→ **Exercise**:
Answer with a single number: the count of lines that include the string "JSON".

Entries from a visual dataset
+--
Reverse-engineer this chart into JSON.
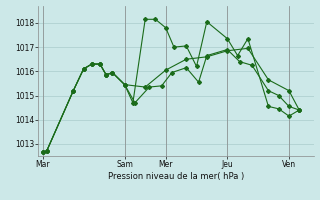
{
  "background_color": "#cce8e8",
  "grid_color": "#aacccc",
  "line_color": "#1a6b1a",
  "marker_color": "#1a6b1a",
  "title": "Pression niveau de la mer( hPa )",
  "ylim": [
    1012.5,
    1018.7
  ],
  "yticks": [
    1013,
    1014,
    1015,
    1016,
    1017,
    1018
  ],
  "day_labels": [
    "Mar",
    "Sam",
    "Mer",
    "Jeu",
    "Ven"
  ],
  "day_positions": [
    0,
    4,
    6,
    9,
    12
  ],
  "xlim": [
    -0.2,
    13.2
  ],
  "series1_x": [
    0,
    0.2,
    1.5,
    2.0,
    2.4,
    2.8,
    3.1,
    3.4,
    4.0,
    4.4,
    5.0,
    5.5,
    6.0,
    6.4,
    7.0,
    7.5,
    8.0,
    9.0,
    9.5,
    10.0,
    11.0,
    11.5,
    12.0,
    12.5
  ],
  "series1_y": [
    1012.65,
    1012.7,
    1015.2,
    1016.1,
    1016.3,
    1016.3,
    1015.85,
    1015.95,
    1015.45,
    1014.7,
    1018.15,
    1018.15,
    1017.8,
    1017.0,
    1017.05,
    1016.2,
    1018.05,
    1017.35,
    1016.65,
    1017.35,
    1014.55,
    1014.45,
    1014.15,
    1014.4
  ],
  "series2_x": [
    0,
    0.2,
    1.5,
    2.0,
    2.4,
    2.8,
    3.1,
    3.4,
    4.0,
    4.5,
    5.2,
    5.8,
    6.3,
    7.0,
    7.6,
    8.0,
    9.0,
    9.6,
    10.2,
    11.0,
    11.5,
    12.0,
    12.5
  ],
  "series2_y": [
    1012.65,
    1012.7,
    1015.2,
    1016.1,
    1016.3,
    1016.3,
    1015.85,
    1015.95,
    1015.45,
    1014.7,
    1015.35,
    1015.4,
    1015.95,
    1016.15,
    1015.55,
    1016.65,
    1016.9,
    1016.4,
    1016.25,
    1015.2,
    1015.0,
    1014.55,
    1014.4
  ],
  "series3_x": [
    0,
    0.2,
    1.5,
    2.0,
    2.4,
    2.8,
    3.1,
    3.4,
    4.0,
    5.0,
    6.0,
    7.0,
    8.0,
    9.0,
    10.0,
    11.0,
    12.0,
    12.5
  ],
  "series3_y": [
    1012.65,
    1012.7,
    1015.2,
    1016.1,
    1016.3,
    1016.3,
    1015.85,
    1015.95,
    1015.45,
    1015.35,
    1016.05,
    1016.5,
    1016.6,
    1016.85,
    1016.95,
    1015.65,
    1015.2,
    1014.4
  ]
}
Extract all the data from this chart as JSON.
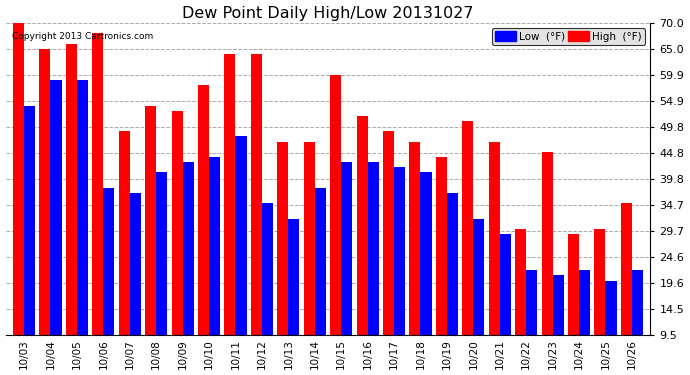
{
  "title": "Dew Point Daily High/Low 20131027",
  "copyright": "Copyright 2013 Cartronics.com",
  "categories": [
    "10/03",
    "10/04",
    "10/05",
    "10/06",
    "10/07",
    "10/08",
    "10/09",
    "10/10",
    "10/11",
    "10/12",
    "10/13",
    "10/14",
    "10/15",
    "10/16",
    "10/17",
    "10/18",
    "10/19",
    "10/20",
    "10/21",
    "10/22",
    "10/23",
    "10/24",
    "10/25",
    "10/26"
  ],
  "high_values": [
    70.0,
    65.0,
    66.0,
    68.0,
    49.0,
    54.0,
    53.0,
    58.0,
    64.0,
    64.0,
    47.0,
    47.0,
    60.0,
    52.0,
    49.0,
    47.0,
    44.0,
    51.0,
    47.0,
    30.0,
    45.0,
    29.0,
    30.0,
    35.0
  ],
  "low_values": [
    54.0,
    59.0,
    59.0,
    38.0,
    37.0,
    41.0,
    43.0,
    44.0,
    48.0,
    35.0,
    32.0,
    38.0,
    43.0,
    43.0,
    42.0,
    41.0,
    37.0,
    32.0,
    29.0,
    22.0,
    21.0,
    22.0,
    20.0,
    22.0
  ],
  "high_color": "#ff0000",
  "low_color": "#0000ff",
  "bg_color": "#ffffff",
  "plot_bg": "#ffffff",
  "grid_color": "#aaaaaa",
  "ylim_min": 9.5,
  "ylim_max": 70.0,
  "bar_bottom": 9.5,
  "yticks": [
    9.5,
    14.5,
    19.6,
    24.6,
    29.7,
    34.7,
    39.8,
    44.8,
    49.8,
    54.9,
    59.9,
    65.0,
    70.0
  ],
  "ytick_labels": [
    "9.5",
    "14.5",
    "19.6",
    "24.6",
    "29.7",
    "34.7",
    "39.8",
    "44.8",
    "49.8",
    "54.9",
    "59.9",
    "65.0",
    "70.0"
  ]
}
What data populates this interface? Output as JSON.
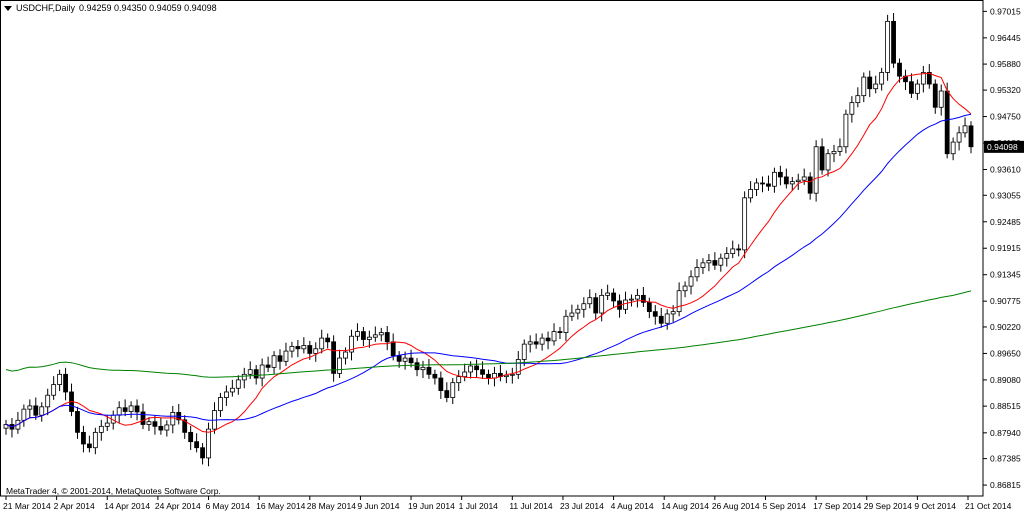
{
  "header": {
    "symbol": "USDCHF,Daily",
    "ohlc": "0.94259 0.94350 0.94059 0.94098"
  },
  "footer": {
    "copyright": "MetaTrader 4, © 2001-2014, MetaQuotes Software Corp."
  },
  "chart_data": {
    "type": "candlestick",
    "ylim": [
      0.8658,
      0.9726
    ],
    "y_ticks": [
      "0.97015",
      "0.96445",
      "0.95880",
      "0.95320",
      "0.94750",
      "0.94180",
      "0.93610",
      "0.93055",
      "0.92485",
      "0.91915",
      "0.91345",
      "0.90775",
      "0.90220",
      "0.89650",
      "0.89080",
      "0.88515",
      "0.87940",
      "0.87385",
      "0.86815"
    ],
    "x_ticks": [
      "21 Mar 2014",
      "2 Apr 2014",
      "14 Apr 2014",
      "24 Apr 2014",
      "6 May 2014",
      "16 May 2014",
      "28 May 2014",
      "9 Jun 2014",
      "19 Jun 2014",
      "1 Jul 2014",
      "11 Jul 2014",
      "23 Jul 2014",
      "4 Aug 2014",
      "14 Aug 2014",
      "26 Aug 2014",
      "5 Sep 2014",
      "17 Sep 2014",
      "29 Sep 2014",
      "9 Oct 2014",
      "21 Oct 2014"
    ],
    "current_price": "0.94098",
    "closes": [
      0.8812,
      0.8802,
      0.8821,
      0.8845,
      0.8852,
      0.8832,
      0.885,
      0.8875,
      0.8898,
      0.892,
      0.8882,
      0.884,
      0.8795,
      0.877,
      0.8762,
      0.8795,
      0.8808,
      0.8815,
      0.8832,
      0.8848,
      0.884,
      0.8852,
      0.8839,
      0.8812,
      0.8818,
      0.8808,
      0.88,
      0.8811,
      0.8838,
      0.8822,
      0.8795,
      0.8775,
      0.8762,
      0.874,
      0.8802,
      0.8842,
      0.887,
      0.8882,
      0.889,
      0.8908,
      0.892,
      0.893,
      0.8912,
      0.894,
      0.8935,
      0.896,
      0.8948,
      0.897,
      0.898,
      0.8975,
      0.8982,
      0.8965,
      0.8975,
      0.8998,
      0.899,
      0.8922,
      0.8955,
      0.8968,
      0.9002,
      0.9012,
      0.8995,
      0.9,
      0.9005,
      0.901,
      0.899,
      0.896,
      0.8948,
      0.8955,
      0.8945,
      0.893,
      0.8935,
      0.892,
      0.8912,
      0.8885,
      0.887,
      0.8902,
      0.8915,
      0.8925,
      0.8938,
      0.893,
      0.892,
      0.8912,
      0.8922,
      0.8915,
      0.8918,
      0.892,
      0.8952,
      0.8985,
      0.899,
      0.8985,
      0.8998,
      0.8992,
      0.9012,
      0.901,
      0.9045,
      0.9052,
      0.906,
      0.9072,
      0.9085,
      0.9052,
      0.909,
      0.9095,
      0.9078,
      0.906,
      0.908,
      0.9082,
      0.909,
      0.9075,
      0.9055,
      0.9045,
      0.903,
      0.905,
      0.9055,
      0.91,
      0.911,
      0.913,
      0.915,
      0.916,
      0.9165,
      0.9155,
      0.917,
      0.918,
      0.919,
      0.9188,
      0.93,
      0.9318,
      0.9332,
      0.933,
      0.9325,
      0.9355,
      0.9345,
      0.933,
      0.9335,
      0.9338,
      0.9345,
      0.931,
      0.941,
      0.936,
      0.9395,
      0.94,
      0.941,
      0.948,
      0.9505,
      0.952,
      0.956,
      0.9535,
      0.9545,
      0.957,
      0.968,
      0.959,
      0.9562,
      0.955,
      0.9525,
      0.9545,
      0.957,
      0.9545,
      0.9495,
      0.953,
      0.9395,
      0.942,
      0.944,
      0.9455,
      0.941
    ],
    "series": [
      {
        "name": "",
        "color": "#ff0000",
        "values": []
      },
      {
        "name": "",
        "color": "#0000ff",
        "values": []
      },
      {
        "name": "",
        "color": "#008000",
        "values": []
      }
    ]
  }
}
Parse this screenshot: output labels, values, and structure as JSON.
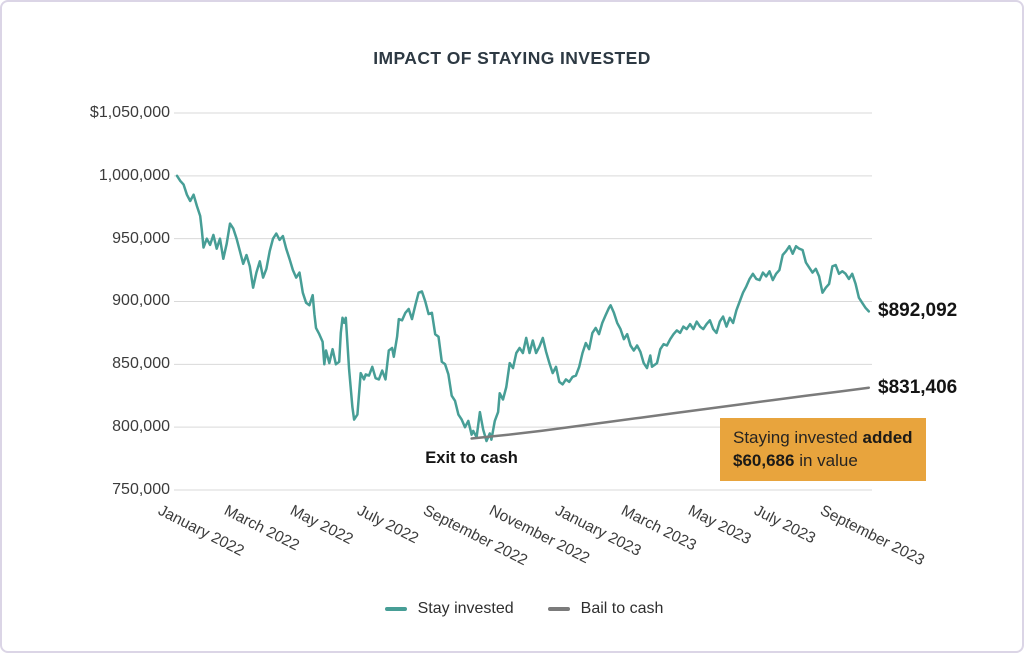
{
  "title": "IMPACT OF STAYING INVESTED",
  "annotations": {
    "exit_label": "Exit to cash",
    "stay_end_value": "$892,092",
    "bail_end_value": "$831,406",
    "callout": {
      "text_regular_1": "Staying invested",
      "text_bold_1": "added",
      "text_bold_2": "$60,686",
      "text_regular_2": "in value",
      "bg_color": "#e8a43d"
    }
  },
  "legend": {
    "items": [
      {
        "label": "Stay invested",
        "color": "#479e96"
      },
      {
        "label": "Bail to cash",
        "color": "#7b7b7b"
      }
    ]
  },
  "style": {
    "grid_color": "#d9d9d9",
    "title_color": "#2d3943",
    "axis_text_color": "#3b3b3b",
    "border_color": "#dbd5e6",
    "background": "#ffffff"
  },
  "chart_data": {
    "type": "line",
    "title": "IMPACT OF STAYING INVESTED",
    "xlabel": "",
    "ylabel": "",
    "grid": true,
    "legend_position": "bottom",
    "value_unit": "USD thousands",
    "x_unit": "months since January 2022",
    "ylim": [
      750,
      1050
    ],
    "xlim": [
      0,
      21
    ],
    "y_ticks": [
      {
        "value": 1050,
        "label": "$1,050,000"
      },
      {
        "value": 1000,
        "label": "1,000,000"
      },
      {
        "value": 950,
        "label": "950,000"
      },
      {
        "value": 900,
        "label": "900,000"
      },
      {
        "value": 850,
        "label": "850,000"
      },
      {
        "value": 800,
        "label": "800,000"
      },
      {
        "value": 750,
        "label": "750,000"
      }
    ],
    "x_ticks": [
      {
        "t": 0,
        "label": "January 2022"
      },
      {
        "t": 2,
        "label": "March 2022"
      },
      {
        "t": 4,
        "label": "May 2022"
      },
      {
        "t": 6,
        "label": "July 2022"
      },
      {
        "t": 8,
        "label": "September 2022"
      },
      {
        "t": 10,
        "label": "November 2022"
      },
      {
        "t": 12,
        "label": "January 2023"
      },
      {
        "t": 14,
        "label": "March 2023"
      },
      {
        "t": 16,
        "label": "May 2023"
      },
      {
        "t": 18,
        "label": "July 2023"
      },
      {
        "t": 20,
        "label": "September 2023"
      }
    ],
    "annotations": [
      {
        "type": "text",
        "text": "Exit to cash",
        "t": 8.9,
        "value": 791
      },
      {
        "type": "callout",
        "text": "Staying invested added $60,686 in value"
      },
      {
        "type": "end_value",
        "series": "Stay invested",
        "text": "$892,092"
      },
      {
        "type": "end_value",
        "series": "Bail to cash",
        "text": "$831,406"
      }
    ],
    "series": [
      {
        "name": "Stay invested",
        "color": "#479e96",
        "final_value": 892.092,
        "points": [
          [
            0,
            1000
          ],
          [
            0.1,
            996
          ],
          [
            0.2,
            993
          ],
          [
            0.3,
            985
          ],
          [
            0.4,
            980
          ],
          [
            0.5,
            985
          ],
          [
            0.6,
            976
          ],
          [
            0.7,
            968
          ],
          [
            0.75,
            957
          ],
          [
            0.8,
            943
          ],
          [
            0.9,
            950
          ],
          [
            1,
            945
          ],
          [
            1.1,
            953
          ],
          [
            1.2,
            942
          ],
          [
            1.3,
            950
          ],
          [
            1.4,
            934
          ],
          [
            1.5,
            946
          ],
          [
            1.6,
            962
          ],
          [
            1.7,
            958
          ],
          [
            1.8,
            950
          ],
          [
            1.9,
            940
          ],
          [
            2,
            930
          ],
          [
            2.1,
            937
          ],
          [
            2.2,
            928
          ],
          [
            2.3,
            911
          ],
          [
            2.4,
            923
          ],
          [
            2.5,
            932
          ],
          [
            2.6,
            919
          ],
          [
            2.7,
            926
          ],
          [
            2.8,
            940
          ],
          [
            2.9,
            950
          ],
          [
            3,
            954
          ],
          [
            3.1,
            949
          ],
          [
            3.2,
            952
          ],
          [
            3.3,
            942
          ],
          [
            3.4,
            934
          ],
          [
            3.5,
            925
          ],
          [
            3.6,
            919
          ],
          [
            3.7,
            923
          ],
          [
            3.8,
            907
          ],
          [
            3.9,
            899
          ],
          [
            4,
            897
          ],
          [
            4.1,
            905
          ],
          [
            4.15,
            890
          ],
          [
            4.2,
            879
          ],
          [
            4.3,
            874
          ],
          [
            4.4,
            868
          ],
          [
            4.45,
            850
          ],
          [
            4.5,
            861
          ],
          [
            4.6,
            851
          ],
          [
            4.7,
            862
          ],
          [
            4.8,
            850
          ],
          [
            4.9,
            852
          ],
          [
            4.95,
            875
          ],
          [
            5,
            887
          ],
          [
            5.05,
            883
          ],
          [
            5.1,
            887
          ],
          [
            5.2,
            846
          ],
          [
            5.3,
            816
          ],
          [
            5.35,
            806
          ],
          [
            5.45,
            810
          ],
          [
            5.55,
            843
          ],
          [
            5.65,
            838
          ],
          [
            5.7,
            842
          ],
          [
            5.8,
            841
          ],
          [
            5.9,
            848
          ],
          [
            6,
            839
          ],
          [
            6.1,
            838
          ],
          [
            6.2,
            845
          ],
          [
            6.3,
            838
          ],
          [
            6.4,
            861
          ],
          [
            6.5,
            863
          ],
          [
            6.55,
            856
          ],
          [
            6.65,
            872
          ],
          [
            6.7,
            886
          ],
          [
            6.8,
            885
          ],
          [
            6.9,
            891
          ],
          [
            7,
            894
          ],
          [
            7.1,
            886
          ],
          [
            7.2,
            897
          ],
          [
            7.3,
            907
          ],
          [
            7.4,
            908
          ],
          [
            7.5,
            900
          ],
          [
            7.6,
            890
          ],
          [
            7.7,
            891
          ],
          [
            7.8,
            874
          ],
          [
            7.9,
            872
          ],
          [
            8,
            852
          ],
          [
            8.1,
            850
          ],
          [
            8.2,
            842
          ],
          [
            8.3,
            825
          ],
          [
            8.4,
            821
          ],
          [
            8.5,
            810
          ],
          [
            8.6,
            806
          ],
          [
            8.7,
            800
          ],
          [
            8.8,
            805
          ],
          [
            8.9,
            794
          ],
          [
            8.95,
            797
          ],
          [
            9.05,
            792
          ],
          [
            9.15,
            812
          ],
          [
            9.25,
            798
          ],
          [
            9.35,
            789
          ],
          [
            9.45,
            795
          ],
          [
            9.5,
            790
          ],
          [
            9.6,
            805
          ],
          [
            9.7,
            812
          ],
          [
            9.75,
            827
          ],
          [
            9.85,
            822
          ],
          [
            9.95,
            832
          ],
          [
            10.05,
            851
          ],
          [
            10.15,
            847
          ],
          [
            10.25,
            859
          ],
          [
            10.35,
            863
          ],
          [
            10.45,
            859
          ],
          [
            10.55,
            871
          ],
          [
            10.65,
            859
          ],
          [
            10.75,
            869
          ],
          [
            10.85,
            859
          ],
          [
            10.95,
            864
          ],
          [
            11.05,
            871
          ],
          [
            11.15,
            860
          ],
          [
            11.25,
            851
          ],
          [
            11.35,
            843
          ],
          [
            11.45,
            848
          ],
          [
            11.55,
            836
          ],
          [
            11.65,
            834
          ],
          [
            11.75,
            838
          ],
          [
            11.85,
            836
          ],
          [
            11.95,
            840
          ],
          [
            12.05,
            841
          ],
          [
            12.15,
            848
          ],
          [
            12.25,
            859
          ],
          [
            12.35,
            867
          ],
          [
            12.45,
            862
          ],
          [
            12.55,
            875
          ],
          [
            12.65,
            879
          ],
          [
            12.75,
            874
          ],
          [
            12.85,
            883
          ],
          [
            12.95,
            889
          ],
          [
            13.05,
            895
          ],
          [
            13.1,
            897
          ],
          [
            13.2,
            891
          ],
          [
            13.3,
            883
          ],
          [
            13.4,
            878
          ],
          [
            13.5,
            870
          ],
          [
            13.6,
            874
          ],
          [
            13.7,
            865
          ],
          [
            13.8,
            861
          ],
          [
            13.9,
            865
          ],
          [
            14,
            860
          ],
          [
            14.1,
            851
          ],
          [
            14.2,
            847
          ],
          [
            14.3,
            857
          ],
          [
            14.35,
            848
          ],
          [
            14.5,
            851
          ],
          [
            14.6,
            862
          ],
          [
            14.7,
            866
          ],
          [
            14.8,
            865
          ],
          [
            14.9,
            870
          ],
          [
            15,
            874
          ],
          [
            15.1,
            877
          ],
          [
            15.2,
            875
          ],
          [
            15.3,
            880
          ],
          [
            15.4,
            878
          ],
          [
            15.5,
            882
          ],
          [
            15.6,
            878
          ],
          [
            15.7,
            884
          ],
          [
            15.8,
            880
          ],
          [
            15.9,
            878
          ],
          [
            16,
            882
          ],
          [
            16.1,
            885
          ],
          [
            16.2,
            878
          ],
          [
            16.3,
            875
          ],
          [
            16.4,
            884
          ],
          [
            16.5,
            888
          ],
          [
            16.6,
            880
          ],
          [
            16.7,
            887
          ],
          [
            16.8,
            883
          ],
          [
            16.9,
            893
          ],
          [
            17,
            900
          ],
          [
            17.1,
            907
          ],
          [
            17.2,
            912
          ],
          [
            17.3,
            918
          ],
          [
            17.4,
            922
          ],
          [
            17.5,
            918
          ],
          [
            17.6,
            917
          ],
          [
            17.7,
            923
          ],
          [
            17.8,
            920
          ],
          [
            17.9,
            924
          ],
          [
            18,
            917
          ],
          [
            18.1,
            922
          ],
          [
            18.2,
            925
          ],
          [
            18.3,
            937
          ],
          [
            18.4,
            940
          ],
          [
            18.5,
            944
          ],
          [
            18.6,
            938
          ],
          [
            18.7,
            944
          ],
          [
            18.8,
            942
          ],
          [
            18.9,
            941
          ],
          [
            19,
            931
          ],
          [
            19.1,
            927
          ],
          [
            19.2,
            923
          ],
          [
            19.3,
            926
          ],
          [
            19.4,
            920
          ],
          [
            19.5,
            907
          ],
          [
            19.6,
            911
          ],
          [
            19.7,
            914
          ],
          [
            19.8,
            928
          ],
          [
            19.9,
            929
          ],
          [
            20,
            922
          ],
          [
            20.1,
            924
          ],
          [
            20.2,
            922
          ],
          [
            20.3,
            918
          ],
          [
            20.4,
            922
          ],
          [
            20.5,
            914
          ],
          [
            20.6,
            903
          ],
          [
            20.7,
            899
          ],
          [
            20.8,
            895
          ],
          [
            20.9,
            892.092
          ]
        ]
      },
      {
        "name": "Bail to cash",
        "color": "#7b7b7b",
        "final_value": 831.406,
        "points": [
          [
            8.9,
            791
          ],
          [
            10,
            794
          ],
          [
            11,
            797
          ],
          [
            12,
            800.5
          ],
          [
            13,
            804
          ],
          [
            14,
            807.5
          ],
          [
            15,
            811
          ],
          [
            16,
            814.5
          ],
          [
            17,
            818
          ],
          [
            18,
            821.5
          ],
          [
            19,
            825
          ],
          [
            20,
            828.3
          ],
          [
            20.9,
            831.406
          ]
        ]
      }
    ]
  }
}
+--
→ **Correct response**:
4